WRITTEN EXERCISE
Output the data below in full, byte for byte. Nothing may differ.

+++

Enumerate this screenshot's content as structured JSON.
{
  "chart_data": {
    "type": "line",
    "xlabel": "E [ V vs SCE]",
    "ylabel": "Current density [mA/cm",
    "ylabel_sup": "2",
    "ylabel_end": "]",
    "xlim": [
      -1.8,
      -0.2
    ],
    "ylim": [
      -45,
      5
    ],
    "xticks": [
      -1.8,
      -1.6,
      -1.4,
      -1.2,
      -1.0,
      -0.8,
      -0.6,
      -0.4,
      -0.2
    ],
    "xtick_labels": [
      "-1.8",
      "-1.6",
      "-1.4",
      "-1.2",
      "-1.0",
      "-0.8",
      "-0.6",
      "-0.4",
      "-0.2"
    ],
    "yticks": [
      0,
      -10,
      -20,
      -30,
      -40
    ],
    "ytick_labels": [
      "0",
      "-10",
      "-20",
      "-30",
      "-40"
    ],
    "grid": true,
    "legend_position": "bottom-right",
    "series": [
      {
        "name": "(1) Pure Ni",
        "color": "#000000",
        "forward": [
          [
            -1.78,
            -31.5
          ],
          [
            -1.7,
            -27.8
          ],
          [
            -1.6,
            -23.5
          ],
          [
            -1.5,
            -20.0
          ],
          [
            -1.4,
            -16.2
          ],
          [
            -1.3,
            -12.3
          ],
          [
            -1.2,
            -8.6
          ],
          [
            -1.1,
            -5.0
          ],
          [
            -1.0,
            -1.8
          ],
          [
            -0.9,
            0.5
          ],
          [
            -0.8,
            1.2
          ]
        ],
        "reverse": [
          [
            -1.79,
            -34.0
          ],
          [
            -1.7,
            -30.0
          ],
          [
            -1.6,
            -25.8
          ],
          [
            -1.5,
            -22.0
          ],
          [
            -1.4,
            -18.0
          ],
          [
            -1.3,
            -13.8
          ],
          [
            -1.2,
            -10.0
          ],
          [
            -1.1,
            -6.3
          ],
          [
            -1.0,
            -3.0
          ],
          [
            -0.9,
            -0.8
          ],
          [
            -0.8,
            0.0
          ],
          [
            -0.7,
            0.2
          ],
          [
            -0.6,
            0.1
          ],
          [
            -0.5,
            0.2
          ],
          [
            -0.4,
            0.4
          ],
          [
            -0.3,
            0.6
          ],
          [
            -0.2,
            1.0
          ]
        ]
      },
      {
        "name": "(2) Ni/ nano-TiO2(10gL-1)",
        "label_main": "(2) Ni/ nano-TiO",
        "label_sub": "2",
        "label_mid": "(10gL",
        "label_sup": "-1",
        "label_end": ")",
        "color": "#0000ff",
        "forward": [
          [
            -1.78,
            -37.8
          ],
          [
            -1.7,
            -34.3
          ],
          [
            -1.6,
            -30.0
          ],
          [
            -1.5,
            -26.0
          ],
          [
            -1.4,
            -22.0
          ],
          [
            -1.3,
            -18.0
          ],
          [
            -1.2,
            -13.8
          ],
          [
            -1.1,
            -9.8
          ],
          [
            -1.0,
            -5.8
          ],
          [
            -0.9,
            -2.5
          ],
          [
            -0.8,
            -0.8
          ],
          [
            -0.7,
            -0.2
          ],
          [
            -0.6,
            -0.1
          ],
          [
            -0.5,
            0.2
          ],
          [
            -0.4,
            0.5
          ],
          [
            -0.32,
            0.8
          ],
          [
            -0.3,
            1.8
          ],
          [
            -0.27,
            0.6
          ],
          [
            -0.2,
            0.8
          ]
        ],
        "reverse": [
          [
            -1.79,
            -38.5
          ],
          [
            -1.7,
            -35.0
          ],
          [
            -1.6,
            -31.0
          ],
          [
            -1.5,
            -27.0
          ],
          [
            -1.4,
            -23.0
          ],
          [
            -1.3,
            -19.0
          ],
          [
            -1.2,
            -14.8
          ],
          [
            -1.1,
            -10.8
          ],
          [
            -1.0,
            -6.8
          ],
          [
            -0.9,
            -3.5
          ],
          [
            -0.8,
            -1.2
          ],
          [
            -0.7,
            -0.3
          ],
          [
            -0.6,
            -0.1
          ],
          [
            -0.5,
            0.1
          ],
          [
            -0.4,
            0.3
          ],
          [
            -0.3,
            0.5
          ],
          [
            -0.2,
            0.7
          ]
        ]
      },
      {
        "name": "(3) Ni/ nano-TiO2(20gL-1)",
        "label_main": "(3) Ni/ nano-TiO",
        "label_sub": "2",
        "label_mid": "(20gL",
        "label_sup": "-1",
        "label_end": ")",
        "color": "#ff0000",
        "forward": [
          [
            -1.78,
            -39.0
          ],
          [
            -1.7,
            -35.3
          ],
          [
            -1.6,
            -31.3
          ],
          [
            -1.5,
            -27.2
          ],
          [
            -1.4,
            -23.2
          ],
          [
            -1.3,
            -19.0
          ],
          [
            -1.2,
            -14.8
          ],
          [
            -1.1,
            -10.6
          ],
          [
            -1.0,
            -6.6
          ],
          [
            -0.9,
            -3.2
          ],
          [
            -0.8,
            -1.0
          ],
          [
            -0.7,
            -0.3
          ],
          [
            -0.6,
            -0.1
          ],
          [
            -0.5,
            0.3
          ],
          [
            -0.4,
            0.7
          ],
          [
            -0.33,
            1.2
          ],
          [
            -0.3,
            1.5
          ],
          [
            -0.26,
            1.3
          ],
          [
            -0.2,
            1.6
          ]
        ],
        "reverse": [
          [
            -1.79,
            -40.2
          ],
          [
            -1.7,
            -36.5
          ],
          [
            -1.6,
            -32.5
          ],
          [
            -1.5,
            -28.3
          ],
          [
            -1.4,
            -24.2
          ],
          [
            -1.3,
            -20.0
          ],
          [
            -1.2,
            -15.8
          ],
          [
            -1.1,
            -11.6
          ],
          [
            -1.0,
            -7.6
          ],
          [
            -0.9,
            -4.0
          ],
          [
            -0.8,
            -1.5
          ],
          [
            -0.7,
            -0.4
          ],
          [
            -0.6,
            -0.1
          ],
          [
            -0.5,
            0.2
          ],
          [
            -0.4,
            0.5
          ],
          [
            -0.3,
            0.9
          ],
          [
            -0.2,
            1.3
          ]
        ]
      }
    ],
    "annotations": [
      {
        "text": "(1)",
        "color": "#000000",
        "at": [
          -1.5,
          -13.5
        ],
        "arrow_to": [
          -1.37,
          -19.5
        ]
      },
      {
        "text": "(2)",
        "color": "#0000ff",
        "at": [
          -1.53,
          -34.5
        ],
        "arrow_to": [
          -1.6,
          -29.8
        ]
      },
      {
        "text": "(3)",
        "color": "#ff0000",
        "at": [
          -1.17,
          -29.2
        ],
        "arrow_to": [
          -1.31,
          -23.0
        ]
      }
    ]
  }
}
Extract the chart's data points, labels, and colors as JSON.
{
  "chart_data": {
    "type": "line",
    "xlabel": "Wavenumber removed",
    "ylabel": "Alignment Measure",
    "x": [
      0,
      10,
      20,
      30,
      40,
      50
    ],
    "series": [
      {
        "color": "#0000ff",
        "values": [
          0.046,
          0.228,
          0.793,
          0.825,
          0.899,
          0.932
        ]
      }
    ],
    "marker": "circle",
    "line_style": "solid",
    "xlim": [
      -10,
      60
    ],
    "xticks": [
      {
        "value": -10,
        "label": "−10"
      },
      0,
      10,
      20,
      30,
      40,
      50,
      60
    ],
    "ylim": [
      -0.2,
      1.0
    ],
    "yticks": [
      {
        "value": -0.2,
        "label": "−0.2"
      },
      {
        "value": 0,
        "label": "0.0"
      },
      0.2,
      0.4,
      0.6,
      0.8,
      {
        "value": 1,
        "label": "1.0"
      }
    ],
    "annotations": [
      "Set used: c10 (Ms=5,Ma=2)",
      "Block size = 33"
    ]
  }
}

+++

THE RESULT
Enumerate this screenshot's content as structured JSON.
{
  "chart_data": {
    "type": "line",
    "xlabel": "E [ V vs SCE]",
    "ylabel": "Current density [mA/cm",
    "ylabel_sup": "2",
    "ylabel_end": "]",
    "xlim": [
      -1.8,
      -0.2
    ],
    "ylim": [
      -45,
      5
    ],
    "xticks": [
      -1.8,
      -1.6,
      -1.4,
      -1.2,
      -1.0,
      -0.8,
      -0.6,
      -0.4,
      -0.2
    ],
    "xtick_labels": [
      "-1.8",
      "-1.6",
      "-1.4",
      "-1.2",
      "-1.0",
      "-0.8",
      "-0.6",
      "-0.4",
      "-0.2"
    ],
    "yticks": [
      0,
      -10,
      -20,
      -30,
      -40
    ],
    "ytick_labels": [
      "0",
      "-10",
      "-20",
      "-30",
      "-40"
    ],
    "grid": true,
    "legend_position": "bottom-right",
    "series": [
      {
        "name": "(1) Pure Ni",
        "color": "#000000",
        "forward": [
          [
            -1.78,
            -31.5
          ],
          [
            -1.7,
            -27.8
          ],
          [
            -1.6,
            -23.5
          ],
          [
            -1.5,
            -20.0
          ],
          [
            -1.4,
            -16.2
          ],
          [
            -1.3,
            -12.3
          ],
          [
            -1.2,
            -8.6
          ],
          [
            -1.1,
            -5.0
          ],
          [
            -1.0,
            -1.8
          ],
          [
            -0.9,
            0.5
          ],
          [
            -0.8,
            1.2
          ]
        ],
        "reverse": [
          [
            -1.79,
            -34.0
          ],
          [
            -1.7,
            -30.0
          ],
          [
            -1.6,
            -25.8
          ],
          [
            -1.5,
            -22.0
          ],
          [
            -1.4,
            -18.0
          ],
          [
            -1.3,
            -13.8
          ],
          [
            -1.2,
            -10.0
          ],
          [
            -1.1,
            -6.3
          ],
          [
            -1.0,
            -3.0
          ],
          [
            -0.9,
            -0.8
          ],
          [
            -0.8,
            0.0
          ],
          [
            -0.7,
            0.2
          ],
          [
            -0.6,
            0.1
          ],
          [
            -0.5,
            0.2
          ],
          [
            -0.4,
            0.4
          ],
          [
            -0.3,
            0.6
          ],
          [
            -0.2,
            1.0
          ]
        ]
      },
      {
        "name": "(2) Ni/ nano-TiO2(10gL-1)",
        "label_main": "(2) Ni/ nano-TiO",
        "label_sub": "2",
        "label_mid": "(10gL",
        "label_sup": "-1",
        "label_end": ")",
        "color": "#0000ff",
        "forward": [
          [
            -1.78,
            -37.8
          ],
          [
            -1.7,
            -34.3
          ],
          [
            -1.6,
            -30.0
          ],
          [
            -1.5,
            -26.0
          ],
          [
            -1.4,
            -22.0
          ],
          [
            -1.3,
            -18.0
          ],
          [
            -1.2,
            -13.8
          ],
          [
            -1.1,
            -9.8
          ],
          [
            -1.0,
            -5.8
          ],
          [
            -0.9,
            -2.5
          ],
          [
            -0.8,
            -0.8
          ],
          [
            -0.7,
            -0.2
          ],
          [
            -0.6,
            -0.1
          ],
          [
            -0.5,
            0.2
          ],
          [
            -0.4,
            0.5
          ],
          [
            -0.32,
            0.8
          ],
          [
            -0.3,
            1.8
          ],
          [
            -0.27,
            0.6
          ],
          [
            -0.2,
            0.8
          ]
        ],
        "reverse": [
          [
            -1.79,
            -38.5
          ],
          [
            -1.7,
            -35.0
          ],
          [
            -1.6,
            -31.0
          ],
          [
            -1.5,
            -27.0
          ],
          [
            -1.4,
            -23.0
          ],
          [
            -1.3,
            -19.0
          ],
          [
            -1.2,
            -14.8
          ],
          [
            -1.1,
            -10.8
          ],
          [
            -1.0,
            -6.8
          ],
          [
            -0.9,
            -3.5
          ],
          [
            -0.8,
            -1.2
          ],
          [
            -0.7,
            -0.3
          ],
          [
            -0.6,
            -0.1
          ],
          [
            -0.5,
            0.1
          ],
          [
            -0.4,
            0.3
          ],
          [
            -0.3,
            0.5
          ],
          [
            -0.2,
            0.7
          ]
        ]
      },
      {
        "name": "(3) Ni/ nano-TiO2(20gL-1)",
        "label_main": "(3) Ni/ nano-TiO",
        "label_sub": "2",
        "label_mid": "(20gL",
        "label_sup": "-1",
        "label_end": ")",
        "color": "#ff0000",
        "forward": [
          [
            -1.78,
            -39.0
          ],
          [
            -1.7,
            -35.3
          ],
          [
            -1.6,
            -31.3
          ],
          [
            -1.5,
            -27.2
          ],
          [
            -1.4,
            -23.2
          ],
          [
            -1.3,
            -19.0
          ],
          [
            -1.2,
            -14.8
          ],
          [
            -1.1,
            -10.6
          ],
          [
            -1.0,
            -6.6
          ],
          [
            -0.9,
            -3.2
          ],
          [
            -0.8,
            -1.0
          ],
          [
            -0.7,
            -0.3
          ],
          [
            -0.6,
            -0.1
          ],
          [
            -0.5,
            0.3
          ],
          [
            -0.4,
            0.7
          ],
          [
            -0.33,
            1.2
          ],
          [
            -0.3,
            1.5
          ],
          [
            -0.26,
            1.3
          ],
          [
            -0.2,
            1.6
          ]
        ],
        "reverse": [
          [
            -1.79,
            -40.2
          ],
          [
            -1.7,
            -36.5
          ],
          [
            -1.6,
            -32.5
          ],
          [
            -1.5,
            -28.3
          ],
          [
            -1.4,
            -24.2
          ],
          [
            -1.3,
            -20.0
          ],
          [
            -1.2,
            -15.8
          ],
          [
            -1.1,
            -11.6
          ],
          [
            -1.0,
            -7.6
          ],
          [
            -0.9,
            -4.0
          ],
          [
            -0.8,
            -1.5
          ],
          [
            -0.7,
            -0.4
          ],
          [
            -0.6,
            -0.1
          ],
          [
            -0.5,
            0.2
          ],
          [
            -0.4,
            0.5
          ],
          [
            -0.3,
            0.9
          ],
          [
            -0.2,
            1.3
          ]
        ]
      }
    ],
    "annotations": [
      {
        "text": "(1)",
        "color": "#000000",
        "at": [
          -1.5,
          -13.5
        ],
        "arrow_to": [
          -1.37,
          -19.5
        ]
      },
      {
        "text": "(2)",
        "color": "#0000ff",
        "at": [
          -1.53,
          -34.5
        ],
        "arrow_to": [
          -1.6,
          -29.8
        ]
      },
      {
        "text": "(3)",
        "color": "#ff0000",
        "at": [
          -1.17,
          -29.2
        ],
        "arrow_to": [
          -1.31,
          -23.0
        ]
      }
    ]
  }
}
Extract the chart's data points, labels, and colors as JSON.
{
  "chart_data": {
    "type": "line",
    "xlabel": "Wavenumber removed",
    "ylabel": "Alignment Measure",
    "x": [
      0,
      10,
      20,
      30,
      40,
      50
    ],
    "series": [
      {
        "color": "#0000ff",
        "values": [
          0.046,
          0.228,
          0.793,
          0.825,
          0.899,
          0.932
        ]
      }
    ],
    "marker": "circle",
    "line_style": "solid",
    "xlim": [
      -10,
      60
    ],
    "xticks": [
      {
        "value": -10,
        "label": "−10"
      },
      0,
      10,
      20,
      30,
      40,
      50,
      60
    ],
    "ylim": [
      -0.2,
      1.0
    ],
    "yticks": [
      {
        "value": -0.2,
        "label": "−0.2"
      },
      {
        "value": 0,
        "label": "0.0"
      },
      0.2,
      0.4,
      0.6,
      0.8,
      {
        "value": 1,
        "label": "1.0"
      }
    ],
    "annotations": [
      "Set used: c10 (Ms=5,Ma=2)",
      "Block size = 33"
    ]
  }
}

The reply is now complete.